EXTRACTED ENTRIES:
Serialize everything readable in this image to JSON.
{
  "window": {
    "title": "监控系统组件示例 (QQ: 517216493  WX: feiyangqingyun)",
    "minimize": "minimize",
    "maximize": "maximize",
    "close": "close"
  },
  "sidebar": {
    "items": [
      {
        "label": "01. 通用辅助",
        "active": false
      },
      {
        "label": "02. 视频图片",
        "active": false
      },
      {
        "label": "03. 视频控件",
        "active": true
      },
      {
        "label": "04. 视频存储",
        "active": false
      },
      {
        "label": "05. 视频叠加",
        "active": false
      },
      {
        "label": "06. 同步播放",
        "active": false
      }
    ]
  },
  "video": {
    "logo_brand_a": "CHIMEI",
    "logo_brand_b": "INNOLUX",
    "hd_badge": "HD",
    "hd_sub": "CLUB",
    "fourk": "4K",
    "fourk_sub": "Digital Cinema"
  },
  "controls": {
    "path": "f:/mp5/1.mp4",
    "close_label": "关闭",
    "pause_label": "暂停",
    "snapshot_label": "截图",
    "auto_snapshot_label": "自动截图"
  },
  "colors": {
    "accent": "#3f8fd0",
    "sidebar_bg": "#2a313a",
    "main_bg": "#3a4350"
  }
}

EXERCISE AIM: Restate the data above exactly, keeping each word as it stands.

RESULT BELOW:
Serialize everything readable in this image to JSON.
{
  "window": {
    "title": "监控系统组件示例 (QQ: 517216493  WX: feiyangqingyun)",
    "minimize": "minimize",
    "maximize": "maximize",
    "close": "close"
  },
  "sidebar": {
    "items": [
      {
        "label": "01. 通用辅助",
        "active": false
      },
      {
        "label": "02. 视频图片",
        "active": false
      },
      {
        "label": "03. 视频控件",
        "active": true
      },
      {
        "label": "04. 视频存储",
        "active": false
      },
      {
        "label": "05. 视频叠加",
        "active": false
      },
      {
        "label": "06. 同步播放",
        "active": false
      }
    ]
  },
  "video": {
    "logo_brand_a": "CHIMEI",
    "logo_brand_b": "INNOLUX",
    "hd_badge": "HD",
    "hd_sub": "CLUB",
    "fourk": "4K",
    "fourk_sub": "Digital Cinema"
  },
  "controls": {
    "path": "f:/mp5/1.mp4",
    "close_label": "关闭",
    "pause_label": "暂停",
    "snapshot_label": "截图",
    "auto_snapshot_label": "自动截图"
  },
  "colors": {
    "accent": "#3f8fd0",
    "sidebar_bg": "#2a313a",
    "main_bg": "#3a4350"
  }
}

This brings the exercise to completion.